:: Brano fornito

Il primo agosto del 2014 sarà ricordato negli Stati Uniti, come il giorno in cui il Commander-in-Chief ha ammesso che i suoi militari erano usi torturare i prigionieri. Non è roba da poco.

Obama, durante una conferenza stampa, ha testualmente detto: «We tortured some folks; […after 9/11] we crossed the line and that needs to be understood». Abbiamo fatto cose contrarie ai nostri valori, ha aggiunto.

L’utilizzo della parola “tortura” – arrivato nel mezzo di un discorso in cui in realtà il presidente stava parlando delle attività di controllo operate dalla CIA sui computer del Senato (altro guaio) – ha colto tutti di sorpresa. E in effetti non è una definizione usuale: finora, infatti, le tecniche di interrogatorio operate dai servizi e dai militari specializzati durante l’amministrazione di G. Bush – e conseguenti all’azione counter terrorism globale post-9/11 – erano state definite “metodi di interrogatorio rafforzati” (e vietate dalla stesso Obama dal 2009).

::::

Le affermazioni seguenti concordano con il brano sull'ammissione di Obama? Per ciascuna rispondi sì o no e cita alla lettera le parole del brano che lo stabiliscono.
1. Obama ha fatto l'ammissione durante una conferenza stampa.
2. Quando ha usato la parola "tortura", Obama stava parlando delle carceri militari.
3. Finora le tecniche di interrogatorio dell'amministrazione Bush erano state definite "metodi di interrogatorio rafforzati".

:: Dati forniti

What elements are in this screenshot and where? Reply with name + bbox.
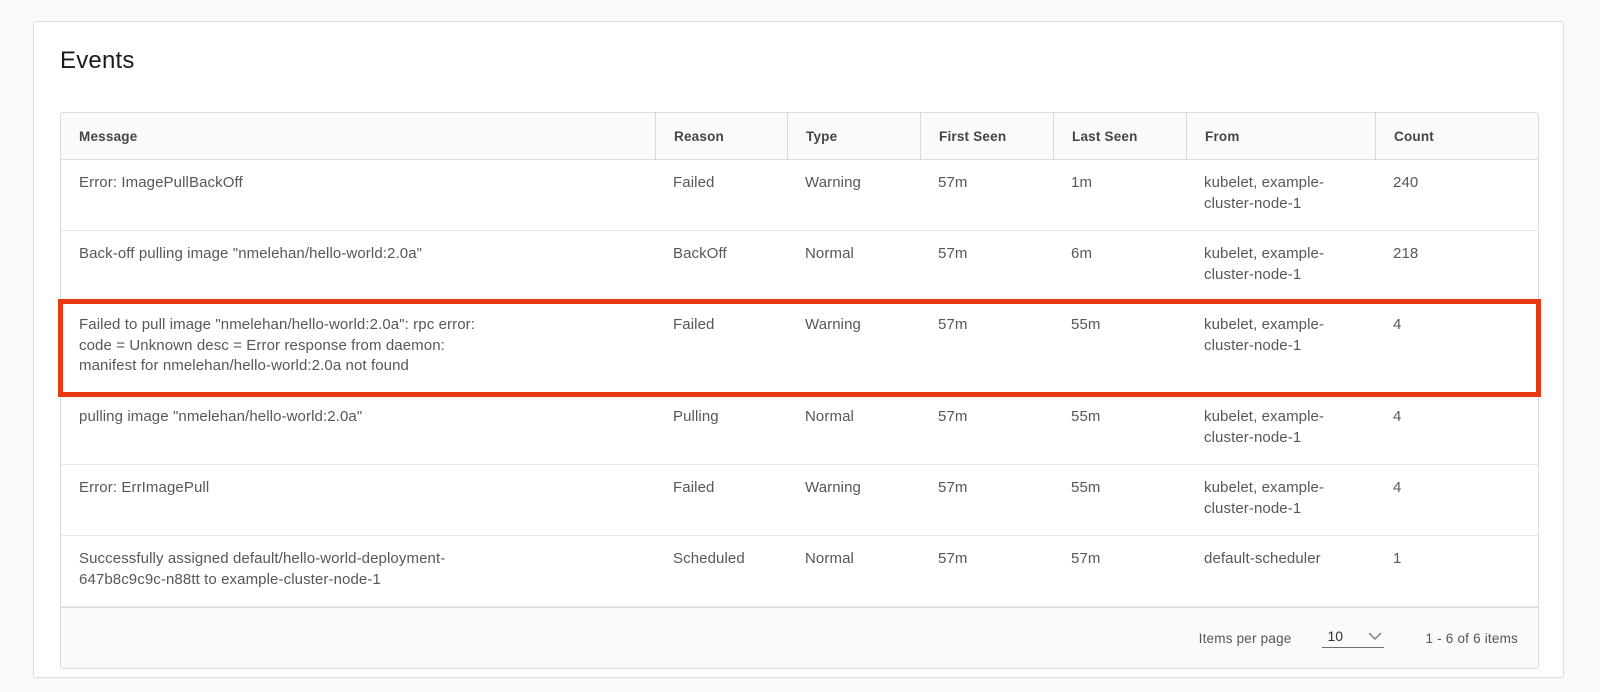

::::

- _Esito del compito_
1. Sì: «Obama, durante una conferenza stampa, ha testualmente detto».
2. No: «in realtà il presidente stava parlando delle attività di controllo operate dalla CIA sui computer del Senato».
3. Sì: «erano state definite “metodi di interrogatorio rafforzati”».